How many lines hold the string "kana"? Reply with the number alone.

> _Material provided_
###

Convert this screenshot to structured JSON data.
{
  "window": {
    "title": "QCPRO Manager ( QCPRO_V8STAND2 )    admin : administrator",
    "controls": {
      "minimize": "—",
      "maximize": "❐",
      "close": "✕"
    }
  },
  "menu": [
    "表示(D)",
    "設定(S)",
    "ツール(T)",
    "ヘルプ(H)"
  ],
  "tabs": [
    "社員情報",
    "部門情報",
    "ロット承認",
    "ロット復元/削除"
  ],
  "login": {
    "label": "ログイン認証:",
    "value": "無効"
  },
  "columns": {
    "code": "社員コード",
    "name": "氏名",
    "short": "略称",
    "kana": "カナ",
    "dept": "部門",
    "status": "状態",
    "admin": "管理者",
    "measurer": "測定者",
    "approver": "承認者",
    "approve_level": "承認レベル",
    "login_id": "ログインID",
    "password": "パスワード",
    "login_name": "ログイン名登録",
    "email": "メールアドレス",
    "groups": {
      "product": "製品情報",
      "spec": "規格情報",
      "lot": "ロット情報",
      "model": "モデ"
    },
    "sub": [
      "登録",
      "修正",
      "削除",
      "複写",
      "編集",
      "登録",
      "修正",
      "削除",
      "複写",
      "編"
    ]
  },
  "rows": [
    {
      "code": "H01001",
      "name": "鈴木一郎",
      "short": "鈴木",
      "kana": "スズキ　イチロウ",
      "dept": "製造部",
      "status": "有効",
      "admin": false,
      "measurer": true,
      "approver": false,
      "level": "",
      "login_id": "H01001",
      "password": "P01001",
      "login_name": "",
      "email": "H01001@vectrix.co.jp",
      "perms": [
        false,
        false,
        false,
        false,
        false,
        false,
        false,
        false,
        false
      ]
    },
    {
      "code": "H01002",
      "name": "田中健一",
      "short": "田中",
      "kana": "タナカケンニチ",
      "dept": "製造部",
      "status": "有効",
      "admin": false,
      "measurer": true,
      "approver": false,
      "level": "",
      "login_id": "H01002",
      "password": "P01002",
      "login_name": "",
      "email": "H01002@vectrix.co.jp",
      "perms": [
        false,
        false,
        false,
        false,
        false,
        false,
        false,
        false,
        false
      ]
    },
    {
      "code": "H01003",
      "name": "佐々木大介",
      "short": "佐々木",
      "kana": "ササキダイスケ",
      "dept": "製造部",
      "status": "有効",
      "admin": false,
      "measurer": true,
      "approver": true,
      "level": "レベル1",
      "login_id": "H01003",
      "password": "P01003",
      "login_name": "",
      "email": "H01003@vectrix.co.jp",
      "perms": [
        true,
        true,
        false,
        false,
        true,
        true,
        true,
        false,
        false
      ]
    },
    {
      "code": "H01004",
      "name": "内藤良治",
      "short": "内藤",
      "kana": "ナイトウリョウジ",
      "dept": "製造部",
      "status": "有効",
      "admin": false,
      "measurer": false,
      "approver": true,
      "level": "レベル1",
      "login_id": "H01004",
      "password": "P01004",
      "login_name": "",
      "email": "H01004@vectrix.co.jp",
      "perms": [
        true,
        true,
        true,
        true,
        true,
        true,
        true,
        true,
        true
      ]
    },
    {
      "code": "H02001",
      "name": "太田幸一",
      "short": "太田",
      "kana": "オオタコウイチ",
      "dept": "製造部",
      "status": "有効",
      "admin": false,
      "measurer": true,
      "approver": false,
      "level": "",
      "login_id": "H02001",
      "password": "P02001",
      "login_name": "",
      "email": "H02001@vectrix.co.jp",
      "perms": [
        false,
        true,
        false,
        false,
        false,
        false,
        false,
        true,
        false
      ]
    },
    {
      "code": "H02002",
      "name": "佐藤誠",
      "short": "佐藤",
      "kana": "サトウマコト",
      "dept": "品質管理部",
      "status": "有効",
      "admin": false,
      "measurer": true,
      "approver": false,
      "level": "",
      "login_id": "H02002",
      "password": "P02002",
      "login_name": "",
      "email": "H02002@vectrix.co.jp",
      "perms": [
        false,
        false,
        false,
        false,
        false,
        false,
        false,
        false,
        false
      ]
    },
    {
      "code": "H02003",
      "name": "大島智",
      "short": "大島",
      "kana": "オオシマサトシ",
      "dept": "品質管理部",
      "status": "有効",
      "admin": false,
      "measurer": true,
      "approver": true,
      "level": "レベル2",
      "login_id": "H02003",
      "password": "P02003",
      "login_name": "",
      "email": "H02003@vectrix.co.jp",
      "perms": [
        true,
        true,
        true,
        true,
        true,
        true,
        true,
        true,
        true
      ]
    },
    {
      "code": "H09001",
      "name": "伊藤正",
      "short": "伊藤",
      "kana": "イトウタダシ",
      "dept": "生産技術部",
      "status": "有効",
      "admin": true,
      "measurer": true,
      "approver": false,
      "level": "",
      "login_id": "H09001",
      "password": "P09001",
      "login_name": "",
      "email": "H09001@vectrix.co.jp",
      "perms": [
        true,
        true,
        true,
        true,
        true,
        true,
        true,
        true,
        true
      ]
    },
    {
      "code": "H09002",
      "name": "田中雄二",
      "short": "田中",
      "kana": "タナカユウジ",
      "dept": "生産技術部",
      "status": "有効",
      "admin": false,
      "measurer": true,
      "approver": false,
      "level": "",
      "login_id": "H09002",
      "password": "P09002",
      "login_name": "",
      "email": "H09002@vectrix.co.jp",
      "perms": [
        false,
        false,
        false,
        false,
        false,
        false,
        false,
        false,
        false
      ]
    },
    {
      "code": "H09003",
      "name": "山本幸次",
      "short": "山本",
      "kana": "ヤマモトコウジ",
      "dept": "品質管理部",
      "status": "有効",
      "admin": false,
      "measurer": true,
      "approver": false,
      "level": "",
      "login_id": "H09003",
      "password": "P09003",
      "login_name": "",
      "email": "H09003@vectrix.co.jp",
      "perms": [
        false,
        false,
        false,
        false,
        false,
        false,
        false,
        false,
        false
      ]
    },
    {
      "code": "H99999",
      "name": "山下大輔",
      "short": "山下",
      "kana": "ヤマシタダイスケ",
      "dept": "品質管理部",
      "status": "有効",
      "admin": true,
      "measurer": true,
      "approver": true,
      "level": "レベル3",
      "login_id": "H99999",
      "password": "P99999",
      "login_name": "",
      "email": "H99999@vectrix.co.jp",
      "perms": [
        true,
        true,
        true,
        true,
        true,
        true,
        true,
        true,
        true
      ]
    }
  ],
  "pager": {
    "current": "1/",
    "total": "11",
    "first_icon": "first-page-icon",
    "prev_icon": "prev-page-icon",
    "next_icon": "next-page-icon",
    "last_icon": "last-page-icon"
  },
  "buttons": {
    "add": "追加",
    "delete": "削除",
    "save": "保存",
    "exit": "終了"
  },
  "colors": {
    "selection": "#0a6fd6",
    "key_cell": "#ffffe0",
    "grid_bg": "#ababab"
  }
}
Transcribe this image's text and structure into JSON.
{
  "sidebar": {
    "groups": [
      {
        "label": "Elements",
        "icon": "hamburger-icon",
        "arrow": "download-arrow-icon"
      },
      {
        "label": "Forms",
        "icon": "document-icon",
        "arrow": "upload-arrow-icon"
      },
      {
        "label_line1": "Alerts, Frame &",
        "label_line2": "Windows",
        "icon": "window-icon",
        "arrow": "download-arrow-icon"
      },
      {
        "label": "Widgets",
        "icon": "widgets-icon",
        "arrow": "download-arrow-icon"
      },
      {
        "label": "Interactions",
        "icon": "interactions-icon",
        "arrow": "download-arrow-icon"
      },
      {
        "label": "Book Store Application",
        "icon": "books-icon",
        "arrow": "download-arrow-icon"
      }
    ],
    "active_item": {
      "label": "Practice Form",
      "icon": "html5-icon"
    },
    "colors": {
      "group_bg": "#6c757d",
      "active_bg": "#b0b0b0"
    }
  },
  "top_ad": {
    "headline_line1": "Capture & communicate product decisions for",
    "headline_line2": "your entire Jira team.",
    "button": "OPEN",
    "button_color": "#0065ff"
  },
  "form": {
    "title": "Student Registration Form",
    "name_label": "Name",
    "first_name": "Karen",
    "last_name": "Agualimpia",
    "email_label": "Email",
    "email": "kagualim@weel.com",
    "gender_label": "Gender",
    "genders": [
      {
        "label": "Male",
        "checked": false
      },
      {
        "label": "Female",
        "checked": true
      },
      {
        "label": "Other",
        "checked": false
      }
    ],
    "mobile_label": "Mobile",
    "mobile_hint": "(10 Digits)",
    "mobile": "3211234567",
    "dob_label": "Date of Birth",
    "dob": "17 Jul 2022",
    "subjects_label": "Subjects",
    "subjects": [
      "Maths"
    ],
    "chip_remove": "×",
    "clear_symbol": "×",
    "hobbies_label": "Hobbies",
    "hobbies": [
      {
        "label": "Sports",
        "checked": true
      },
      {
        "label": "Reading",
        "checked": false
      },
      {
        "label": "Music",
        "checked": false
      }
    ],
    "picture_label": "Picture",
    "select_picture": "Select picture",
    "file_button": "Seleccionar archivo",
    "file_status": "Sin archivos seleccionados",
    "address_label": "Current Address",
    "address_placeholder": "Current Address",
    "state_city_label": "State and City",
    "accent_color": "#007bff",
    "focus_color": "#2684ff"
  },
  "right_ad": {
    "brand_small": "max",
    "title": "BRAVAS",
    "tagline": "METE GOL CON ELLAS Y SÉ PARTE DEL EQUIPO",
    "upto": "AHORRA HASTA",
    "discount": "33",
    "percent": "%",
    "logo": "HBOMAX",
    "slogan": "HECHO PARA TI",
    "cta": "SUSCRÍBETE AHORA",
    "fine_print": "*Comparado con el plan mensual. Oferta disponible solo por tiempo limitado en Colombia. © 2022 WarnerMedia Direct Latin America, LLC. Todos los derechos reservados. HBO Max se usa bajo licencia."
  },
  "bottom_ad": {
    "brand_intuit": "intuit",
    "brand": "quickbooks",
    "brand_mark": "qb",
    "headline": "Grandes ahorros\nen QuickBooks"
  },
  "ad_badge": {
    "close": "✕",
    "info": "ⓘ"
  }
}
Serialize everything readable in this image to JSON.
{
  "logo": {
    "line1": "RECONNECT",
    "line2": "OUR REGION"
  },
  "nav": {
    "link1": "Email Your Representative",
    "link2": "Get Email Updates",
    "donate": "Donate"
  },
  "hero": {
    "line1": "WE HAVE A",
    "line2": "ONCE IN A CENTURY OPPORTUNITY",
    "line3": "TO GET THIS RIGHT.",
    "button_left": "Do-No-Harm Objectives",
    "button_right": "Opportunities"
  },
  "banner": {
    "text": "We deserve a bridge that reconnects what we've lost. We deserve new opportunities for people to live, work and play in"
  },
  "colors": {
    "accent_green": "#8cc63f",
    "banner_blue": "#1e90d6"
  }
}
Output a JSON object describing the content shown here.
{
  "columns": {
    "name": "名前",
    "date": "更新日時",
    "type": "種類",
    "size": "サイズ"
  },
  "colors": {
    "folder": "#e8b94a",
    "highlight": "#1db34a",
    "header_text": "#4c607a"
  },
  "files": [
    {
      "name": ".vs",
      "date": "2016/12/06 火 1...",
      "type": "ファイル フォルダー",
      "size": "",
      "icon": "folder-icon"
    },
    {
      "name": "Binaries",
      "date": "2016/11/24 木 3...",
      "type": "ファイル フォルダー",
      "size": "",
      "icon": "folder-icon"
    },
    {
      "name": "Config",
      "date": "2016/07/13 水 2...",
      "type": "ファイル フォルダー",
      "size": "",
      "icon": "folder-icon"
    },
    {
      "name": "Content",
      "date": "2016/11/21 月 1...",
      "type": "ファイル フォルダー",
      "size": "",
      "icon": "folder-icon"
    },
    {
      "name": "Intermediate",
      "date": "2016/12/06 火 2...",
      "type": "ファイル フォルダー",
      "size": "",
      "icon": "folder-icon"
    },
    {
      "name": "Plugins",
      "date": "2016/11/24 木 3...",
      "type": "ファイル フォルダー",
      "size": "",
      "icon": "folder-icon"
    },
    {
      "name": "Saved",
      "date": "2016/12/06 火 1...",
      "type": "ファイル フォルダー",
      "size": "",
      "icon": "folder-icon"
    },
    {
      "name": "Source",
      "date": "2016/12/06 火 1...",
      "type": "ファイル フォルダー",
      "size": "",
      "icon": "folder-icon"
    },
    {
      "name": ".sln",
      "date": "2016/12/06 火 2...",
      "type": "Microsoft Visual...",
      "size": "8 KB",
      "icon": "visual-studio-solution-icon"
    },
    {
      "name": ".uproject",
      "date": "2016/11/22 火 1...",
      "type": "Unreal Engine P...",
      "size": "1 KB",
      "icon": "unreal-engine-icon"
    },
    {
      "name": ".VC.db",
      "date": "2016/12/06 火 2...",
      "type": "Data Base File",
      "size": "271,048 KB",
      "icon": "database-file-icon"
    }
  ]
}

###

> _Task result_
12